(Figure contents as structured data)
--------------------------------------------------

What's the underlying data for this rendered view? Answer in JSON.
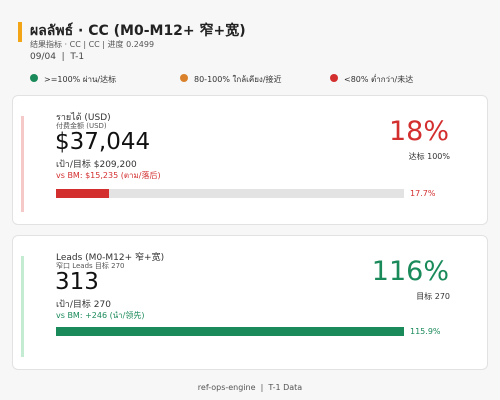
{
  "header": {
    "title": "ผลลัพธ์ · CC (M0-M12+ 窄+宽)",
    "subtitle": "结果指标 · CC | CC | 进度 0.2499",
    "date": "09/04",
    "period": "T-1"
  },
  "legend": [
    {
      "label": ">=100% ผ่าน/达标",
      "color": "#1a8a5a"
    },
    {
      "label": "80-100% ใกล้เคียง/接近",
      "color": "#d9822b"
    },
    {
      "label": "<80% ต่ำกว่า/未达",
      "color": "#d32f2f"
    }
  ],
  "cards": [
    {
      "name": "รายได้ (USD)",
      "subname": "付费金额 (USD)",
      "value": "$37,044",
      "target": "เป้า/目标 $209,200",
      "benchmark": "vs BM: $15,235 (ตาม/落后)",
      "percent": "18%",
      "percent_note": "达标 100%",
      "progress": {
        "value": 17.7,
        "label": "17.7%"
      },
      "color": "#d32f2f",
      "accent": "#f6c9c9"
    },
    {
      "name": "Leads (M0-M12+ 窄+宽)",
      "subname": "窄口 Leads 目标 270",
      "value": "313",
      "target": "เป้า/目标 270",
      "benchmark": "vs BM: +246 (นำ/领先)",
      "percent": "116%",
      "percent_note": "目标 270",
      "progress": {
        "value": 115.9,
        "label": "115.9%"
      },
      "color": "#1a8a5a",
      "accent": "#c3ecd3"
    }
  ],
  "footer": {
    "source": "ref-ops-engine",
    "note": "T-1 Data"
  }
}
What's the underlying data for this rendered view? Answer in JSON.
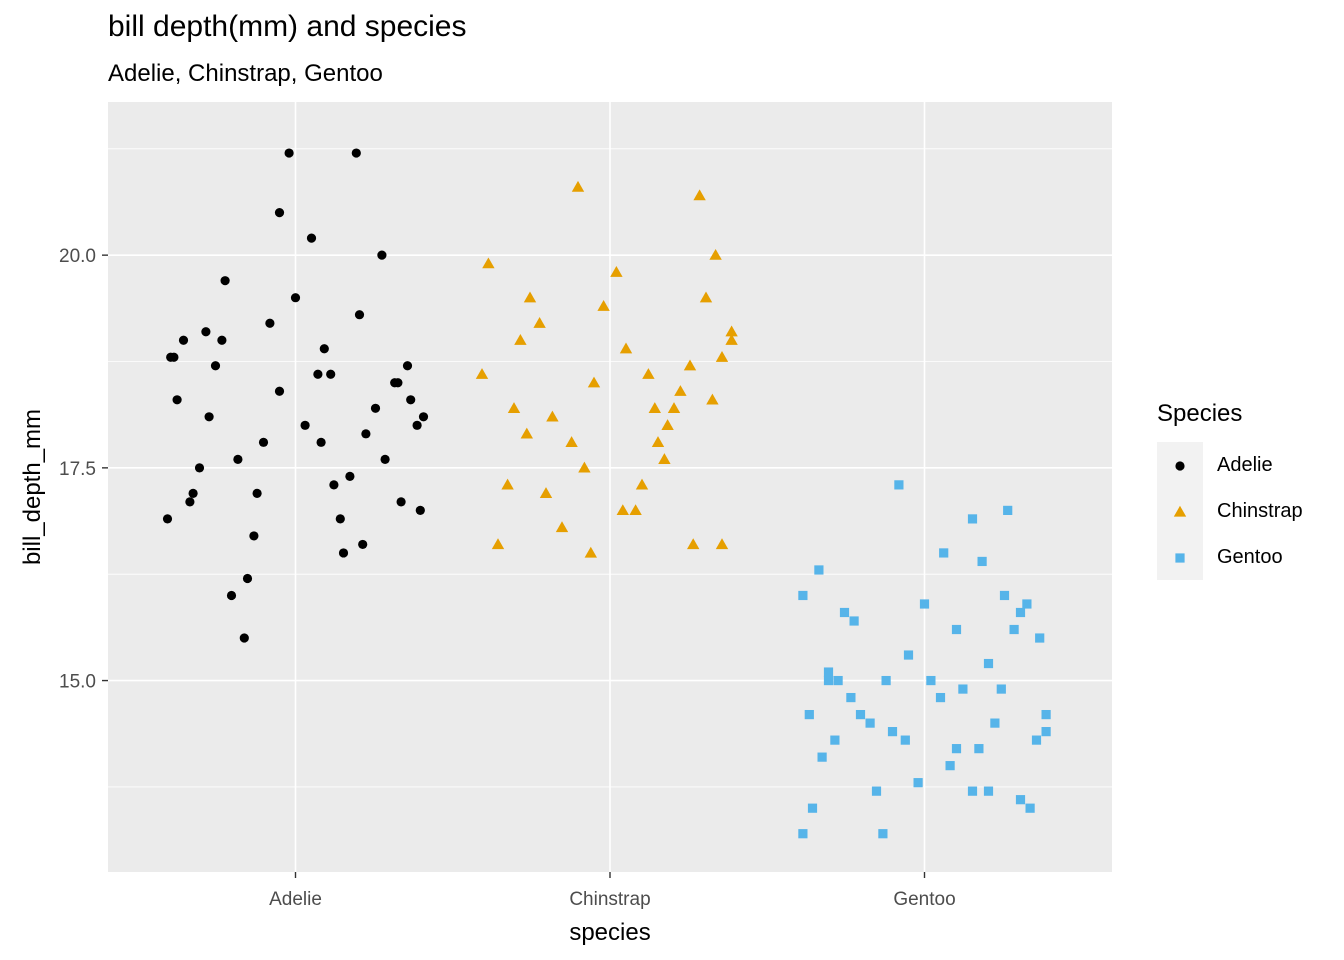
{
  "title": "bill depth(mm) and species",
  "subtitle": "Adelie, Chinstrap, Gentoo",
  "legend": {
    "title": "Species",
    "items": [
      {
        "label": "Adelie",
        "color": "#000000",
        "shape": "circle"
      },
      {
        "label": "Chinstrap",
        "color": "#E69F00",
        "shape": "triangle"
      },
      {
        "label": "Gentoo",
        "color": "#56B4E9",
        "shape": "square"
      }
    ]
  },
  "chart_data": {
    "type": "scatter",
    "title": "bill depth(mm) and species",
    "subtitle": "Adelie, Chinstrap, Gentoo",
    "xlabel": "species",
    "ylabel": "bill_depth_mm",
    "categories": [
      "Adelie",
      "Chinstrap",
      "Gentoo"
    ],
    "ylim": [
      12.75,
      21.8
    ],
    "yticks": [
      15.0,
      17.5,
      20.0
    ],
    "ytick_labels": [
      "15.0",
      "17.5",
      "20.0"
    ],
    "grid": true,
    "legend_position": "right",
    "series": [
      {
        "name": "Adelie",
        "color": "#000000",
        "shape": "circle",
        "jitter": [
          -0.38,
          -0.28,
          0.32,
          0.08,
          -0.05,
          0.2,
          -0.12,
          0.15,
          -0.33,
          0.4,
          -0.22,
          0.03,
          0.27,
          -0.18,
          0.11,
          -0.4,
          0.36,
          -0.08,
          0.22,
          -0.3,
          0.05,
          -0.15,
          0.31,
          -0.25,
          0.17,
          -0.02,
          0.39,
          -0.35,
          0.09,
          -0.2,
          0.25,
          -0.1,
          0.14,
          -0.37,
          0.33,
          0.0,
          -0.27,
          0.19,
          -0.13,
          0.38,
          -0.32,
          0.07,
          0.28,
          -0.23,
          0.12,
          -0.05,
          0.35,
          -0.39,
          0.21,
          -0.16
        ],
        "values": [
          18.8,
          19.1,
          18.5,
          17.8,
          18.4,
          19.3,
          17.2,
          16.5,
          17.1,
          18.1,
          19.7,
          18.0,
          20.0,
          17.6,
          18.6,
          16.9,
          18.3,
          19.2,
          17.9,
          17.5,
          20.2,
          16.2,
          18.5,
          18.7,
          17.4,
          21.2,
          17.0,
          19.0,
          18.9,
          16.0,
          18.2,
          17.8,
          16.9,
          18.3,
          17.1,
          19.5,
          18.1,
          21.2,
          16.7,
          18.0,
          17.2,
          18.6,
          17.6,
          19.0,
          17.3,
          20.5,
          18.7,
          18.8,
          16.6,
          15.5
        ]
      },
      {
        "name": "Chinstrap",
        "color": "#E69F00",
        "shape": "triangle",
        "jitter": [
          -0.38,
          -0.25,
          0.2,
          0.1,
          -0.05,
          0.33,
          -0.3,
          0.15,
          -0.15,
          0.38,
          -0.35,
          0.02,
          0.28,
          -0.2,
          0.12,
          -0.1,
          0.25,
          -0.32,
          0.35,
          0.05,
          -0.28,
          0.18,
          -0.08,
          0.3,
          -0.18,
          0.22,
          0.08,
          -0.22,
          -0.4,
          0.35,
          -0.12,
          0.14,
          0.26,
          -0.26,
          0.04,
          0.38,
          -0.06,
          -0.02,
          0.17,
          0.32
        ],
        "values": [
          19.9,
          19.5,
          18.2,
          17.3,
          18.5,
          20.0,
          18.2,
          17.8,
          16.8,
          19.1,
          16.6,
          19.8,
          20.7,
          17.2,
          18.6,
          20.8,
          18.7,
          17.3,
          16.6,
          18.9,
          19.0,
          18.0,
          17.5,
          19.5,
          18.1,
          18.4,
          17.0,
          19.2,
          18.6,
          18.8,
          17.8,
          18.2,
          16.6,
          17.9,
          17.0,
          19.0,
          16.5,
          19.4,
          17.6,
          18.3
        ]
      },
      {
        "name": "Gentoo",
        "color": "#56B4E9",
        "shape": "square",
        "jitter": [
          -0.38,
          -0.33,
          0.38,
          0.25,
          -0.15,
          0.1,
          -0.22,
          0.32,
          0.05,
          -0.28,
          0.18,
          -0.05,
          0.35,
          -0.35,
          0.12,
          0.28,
          -0.1,
          -0.3,
          0.2,
          0.0,
          -0.2,
          0.15,
          -0.25,
          0.3,
          0.08,
          -0.38,
          0.22,
          -0.12,
          0.36,
          0.02,
          -0.32,
          0.26,
          -0.17,
          0.1,
          0.33,
          -0.06,
          -0.27,
          0.24,
          0.15,
          -0.36,
          0.38,
          -0.02,
          0.2,
          -0.23,
          0.06,
          -0.13,
          0.3,
          -0.3,
          0.17,
          -0.08
        ],
        "values": [
          13.2,
          16.3,
          14.6,
          16.0,
          13.7,
          14.2,
          15.7,
          15.9,
          14.8,
          14.3,
          16.4,
          15.3,
          14.3,
          13.5,
          14.9,
          15.6,
          14.4,
          15.1,
          13.7,
          15.9,
          14.6,
          16.9,
          15.8,
          13.6,
          14.0,
          16.0,
          14.5,
          15.0,
          15.5,
          15.0,
          14.1,
          17.0,
          14.5,
          15.6,
          13.5,
          14.3,
          15.0,
          14.9,
          13.7,
          14.6,
          14.4,
          13.8,
          15.2,
          14.8,
          16.5,
          13.2,
          15.8,
          15.0,
          14.2,
          17.3
        ]
      }
    ]
  }
}
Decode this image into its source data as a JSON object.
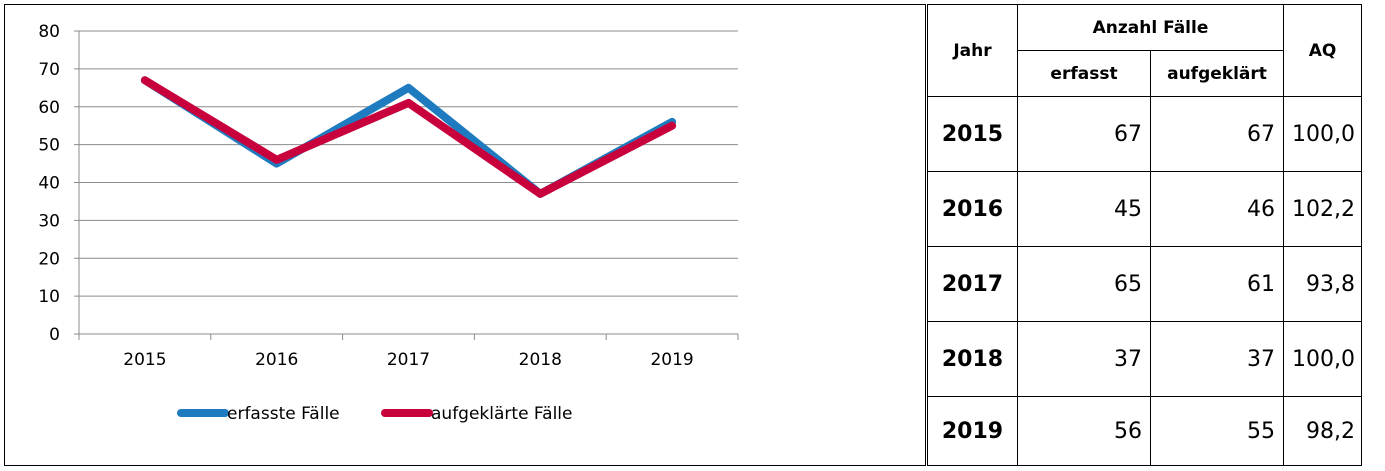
{
  "chart_data": {
    "type": "line",
    "title": "",
    "xlabel": "",
    "ylabel": "",
    "categories": [
      "2015",
      "2016",
      "2017",
      "2018",
      "2019"
    ],
    "ylim": [
      0,
      80
    ],
    "yticks": [
      "0",
      "10",
      "20",
      "30",
      "40",
      "50",
      "60",
      "70",
      "80"
    ],
    "grid": true,
    "legend_position": "bottom",
    "series": [
      {
        "name": "erfasste Fälle",
        "color": "#1f7bbf",
        "values": [
          67,
          45,
          65,
          37,
          56
        ]
      },
      {
        "name": "aufgeklärte Fälle",
        "color": "#c8003c",
        "values": [
          67,
          46,
          61,
          37,
          55
        ]
      }
    ]
  },
  "table": {
    "header": {
      "jahr": "Jahr",
      "anzahl": "Anzahl Fälle",
      "erfasst": "erfasst",
      "aufgeklaert": "aufgeklärt",
      "aq": "AQ"
    },
    "rows": [
      {
        "jahr": "2015",
        "erfasst": "67",
        "aufgeklaert": "67",
        "aq": "100,0"
      },
      {
        "jahr": "2016",
        "erfasst": "45",
        "aufgeklaert": "46",
        "aq": "102,2"
      },
      {
        "jahr": "2017",
        "erfasst": "65",
        "aufgeklaert": "61",
        "aq": "93,8"
      },
      {
        "jahr": "2018",
        "erfasst": "37",
        "aufgeklaert": "37",
        "aq": "100,0"
      },
      {
        "jahr": "2019",
        "erfasst": "56",
        "aufgeklaert": "55",
        "aq": "98,2"
      }
    ]
  }
}
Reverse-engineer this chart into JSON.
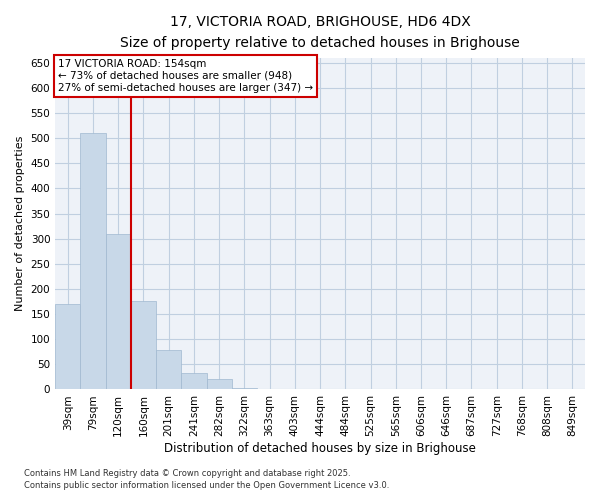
{
  "title_line1": "17, VICTORIA ROAD, BRIGHOUSE, HD6 4DX",
  "title_line2": "Size of property relative to detached houses in Brighouse",
  "xlabel": "Distribution of detached houses by size in Brighouse",
  "ylabel": "Number of detached properties",
  "categories": [
    "39sqm",
    "79sqm",
    "120sqm",
    "160sqm",
    "201sqm",
    "241sqm",
    "282sqm",
    "322sqm",
    "363sqm",
    "403sqm",
    "444sqm",
    "484sqm",
    "525sqm",
    "565sqm",
    "606sqm",
    "646sqm",
    "687sqm",
    "727sqm",
    "768sqm",
    "808sqm",
    "849sqm"
  ],
  "values": [
    170,
    510,
    310,
    175,
    78,
    33,
    20,
    3,
    0,
    0,
    0,
    0,
    0,
    0,
    0,
    0,
    0,
    0,
    0,
    0,
    0
  ],
  "bar_color": "#c8d8e8",
  "bar_edge_color": "#a0b8d0",
  "vline_color": "#cc0000",
  "annotation_text": "17 VICTORIA ROAD: 154sqm\n← 73% of detached houses are smaller (948)\n27% of semi-detached houses are larger (347) →",
  "ylim": [
    0,
    660
  ],
  "yticks": [
    0,
    50,
    100,
    150,
    200,
    250,
    300,
    350,
    400,
    450,
    500,
    550,
    600,
    650
  ],
  "footer_line1": "Contains HM Land Registry data © Crown copyright and database right 2025.",
  "footer_line2": "Contains public sector information licensed under the Open Government Licence v3.0.",
  "bg_color": "#eef2f8",
  "grid_color": "#c0cfe0",
  "title_fontsize": 10,
  "subtitle_fontsize": 9,
  "tick_fontsize": 7.5,
  "ylabel_fontsize": 8,
  "xlabel_fontsize": 8.5,
  "annotation_fontsize": 7.5,
  "footer_fontsize": 6
}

--------------------------------------------------

*Your goal*: Identify the lines of the entries containing the string "shape". Copy each such line.

*Solution to this task*:
        "shape": "circle"
        "shape": "triangle"
        "shape": "square"
        "shape": "circle",
        "shape": "triangle",
        "shape": "square",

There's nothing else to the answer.